Make an exact copy of the records, with the pictures left out.

Data entries
────
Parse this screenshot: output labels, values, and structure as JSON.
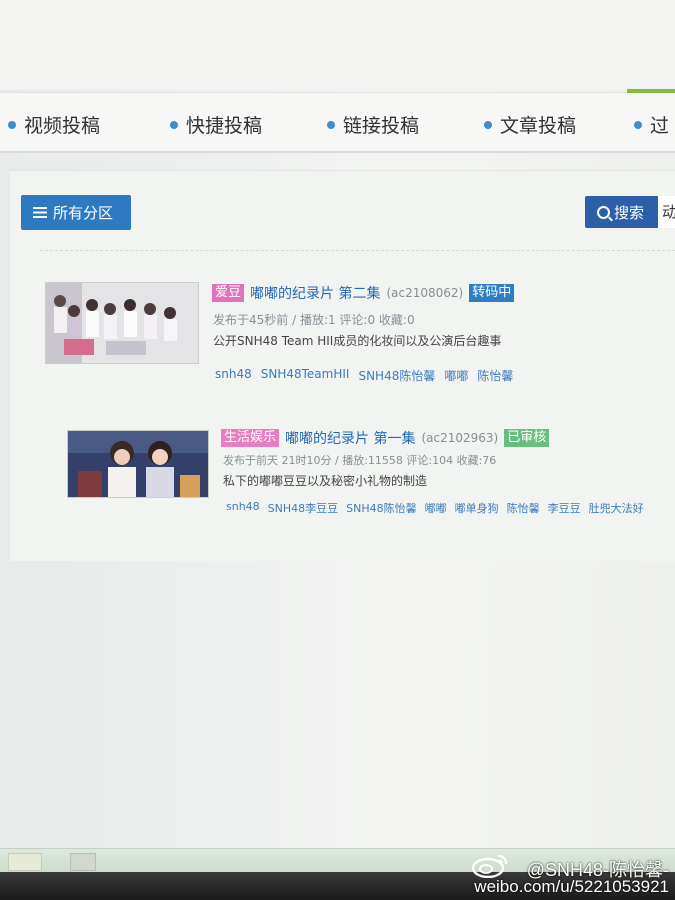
{
  "nav": {
    "items": [
      "视频投稿",
      "快捷投稿",
      "链接投稿",
      "文章投稿",
      "过"
    ]
  },
  "toolbar": {
    "categories_label": "所有分区",
    "search_label": "搜索",
    "extra_label": "动"
  },
  "videos": [
    {
      "tag": "爱豆",
      "tag_color": "#e271b9",
      "title": "嘟嘟的纪录片 第二集",
      "acid": "(ac2108062)",
      "status": "转码中",
      "status_color": "#2f7ec4",
      "meta": "发布于45秒前 / 播放:1 评论:0 收藏:0",
      "description": "公开SNH48 Team HII成员的化妆间以及公演后台趣事",
      "tags": [
        "snh48",
        "SNH48TeamHII",
        "SNH48陈怡馨",
        "嘟嘟",
        "陈怡馨"
      ]
    },
    {
      "tag": "生活娱乐",
      "tag_color": "#e87dc2",
      "title": "嘟嘟的纪录片 第一集",
      "acid": "(ac2102963)",
      "status": "已审核",
      "status_color": "#6bbf7e",
      "meta": "发布于前天 21时10分 / 播放:11558 评论:104 收藏:76",
      "description": "私下的嘟嘟豆豆以及秘密小礼物的制造",
      "tags": [
        "snh48",
        "SNH48李豆豆",
        "SNH48陈怡馨",
        "嘟嘟",
        "嘟单身狗",
        "陈怡馨",
        "李豆豆",
        "肚兜大法好"
      ]
    }
  ],
  "watermark": {
    "handle": "@SNH48-陈怡馨-",
    "url": "weibo.com/u/5221053921"
  }
}
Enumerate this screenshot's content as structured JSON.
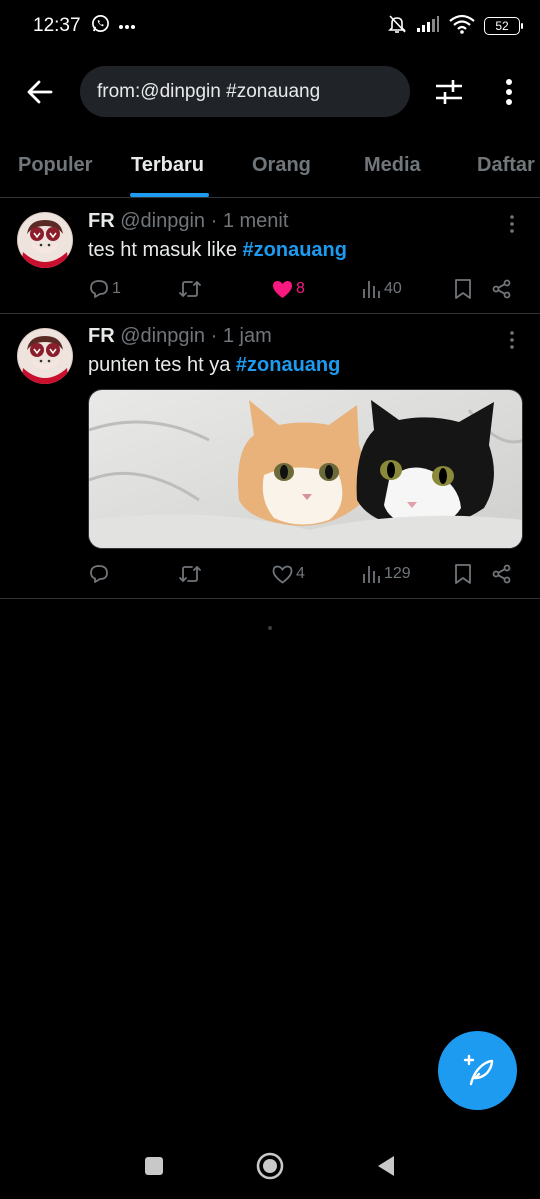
{
  "status_bar": {
    "time": "12:37",
    "battery": "52",
    "icons": [
      "whatsapp-icon",
      "more-dots-icon",
      "bell-muted-icon",
      "signal-icon",
      "wifi-icon",
      "battery-icon"
    ]
  },
  "app_bar": {
    "search_value": "from:@dinpgin #zonauang",
    "icons": [
      "back-arrow-icon",
      "filter-sliders-icon",
      "vertical-more-icon"
    ]
  },
  "tabs": [
    {
      "label": "Populer",
      "active": false
    },
    {
      "label": "Terbaru",
      "active": true
    },
    {
      "label": "Orang",
      "active": false
    },
    {
      "label": "Media",
      "active": false
    },
    {
      "label": "Daftar",
      "active": false
    }
  ],
  "tweets": [
    {
      "name": "FR",
      "handle": "@dinpgin",
      "separator": "·",
      "time": "1 menit",
      "text": "tes ht masuk like ",
      "hashtag": "#zonauang",
      "replies": "1",
      "retweets": "",
      "likes": "8",
      "liked": true,
      "views": "40"
    },
    {
      "name": "FR",
      "handle": "@dinpgin",
      "separator": "·",
      "time": "1 jam",
      "text": "punten tes ht ya ",
      "hashtag": "#zonauang",
      "replies": "",
      "retweets": "",
      "likes": "4",
      "liked": false,
      "views": "129",
      "media": "two-kittens-under-blanket-photo"
    }
  ],
  "colors": {
    "background": "#000000",
    "accent": "#1d9bf0",
    "like": "#f91880",
    "muted_text": "#71767b",
    "primary_text": "#e7e9ea",
    "divider": "#2f3336"
  },
  "fab": {
    "icon": "compose-feather-icon"
  },
  "nav_bar": {
    "icons": [
      "recents-square-icon",
      "home-circle-icon",
      "back-triangle-icon"
    ]
  }
}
────
CORRECT OUTPUT.
Parse this screenshot: output labels, values, and structure as JSON.
{
  "nav": {
    "items": [
      "视频投稿",
      "快捷投稿",
      "链接投稿",
      "文章投稿",
      "过"
    ]
  },
  "toolbar": {
    "categories_label": "所有分区",
    "search_label": "搜索",
    "extra_label": "动"
  },
  "videos": [
    {
      "tag": "爱豆",
      "tag_color": "#e271b9",
      "title": "嘟嘟的纪录片 第二集",
      "acid": "(ac2108062)",
      "status": "转码中",
      "status_color": "#2f7ec4",
      "meta": "发布于45秒前 / 播放:1 评论:0 收藏:0",
      "description": "公开SNH48 Team HII成员的化妆间以及公演后台趣事",
      "tags": [
        "snh48",
        "SNH48TeamHII",
        "SNH48陈怡馨",
        "嘟嘟",
        "陈怡馨"
      ]
    },
    {
      "tag": "生活娱乐",
      "tag_color": "#e87dc2",
      "title": "嘟嘟的纪录片 第一集",
      "acid": "(ac2102963)",
      "status": "已审核",
      "status_color": "#6bbf7e",
      "meta": "发布于前天 21时10分 / 播放:11558 评论:104 收藏:76",
      "description": "私下的嘟嘟豆豆以及秘密小礼物的制造",
      "tags": [
        "snh48",
        "SNH48李豆豆",
        "SNH48陈怡馨",
        "嘟嘟",
        "嘟单身狗",
        "陈怡馨",
        "李豆豆",
        "肚兜大法好"
      ]
    }
  ],
  "watermark": {
    "handle": "@SNH48-陈怡馨-",
    "url": "weibo.com/u/5221053921"
  }
}
Enumerate this screenshot's content as structured JSON.
{
  "status_bar": {
    "time": "12:37",
    "battery": "52",
    "icons": [
      "whatsapp-icon",
      "more-dots-icon",
      "bell-muted-icon",
      "signal-icon",
      "wifi-icon",
      "battery-icon"
    ]
  },
  "app_bar": {
    "search_value": "from:@dinpgin #zonauang",
    "icons": [
      "back-arrow-icon",
      "filter-sliders-icon",
      "vertical-more-icon"
    ]
  },
  "tabs": [
    {
      "label": "Populer",
      "active": false
    },
    {
      "label": "Terbaru",
      "active": true
    },
    {
      "label": "Orang",
      "active": false
    },
    {
      "label": "Media",
      "active": false
    },
    {
      "label": "Daftar",
      "active": false
    }
  ],
  "tweets": [
    {
      "name": "FR",
      "handle": "@dinpgin",
      "separator": "·",
      "time": "1 menit",
      "text": "tes ht masuk like ",
      "hashtag": "#zonauang",
      "replies": "1",
      "retweets": "",
      "likes": "8",
      "liked": true,
      "views": "40"
    },
    {
      "name": "FR",
      "handle": "@dinpgin",
      "separator": "·",
      "time": "1 jam",
      "text": "punten tes ht ya ",
      "hashtag": "#zonauang",
      "replies": "",
      "retweets": "",
      "likes": "4",
      "liked": false,
      "views": "129",
      "media": "two-kittens-under-blanket-photo"
    }
  ],
  "colors": {
    "background": "#000000",
    "accent": "#1d9bf0",
    "like": "#f91880",
    "muted_text": "#71767b",
    "primary_text": "#e7e9ea",
    "divider": "#2f3336"
  },
  "fab": {
    "icon": "compose-feather-icon"
  },
  "nav_bar": {
    "icons": [
      "recents-square-icon",
      "home-circle-icon",
      "back-triangle-icon"
    ]
  }
}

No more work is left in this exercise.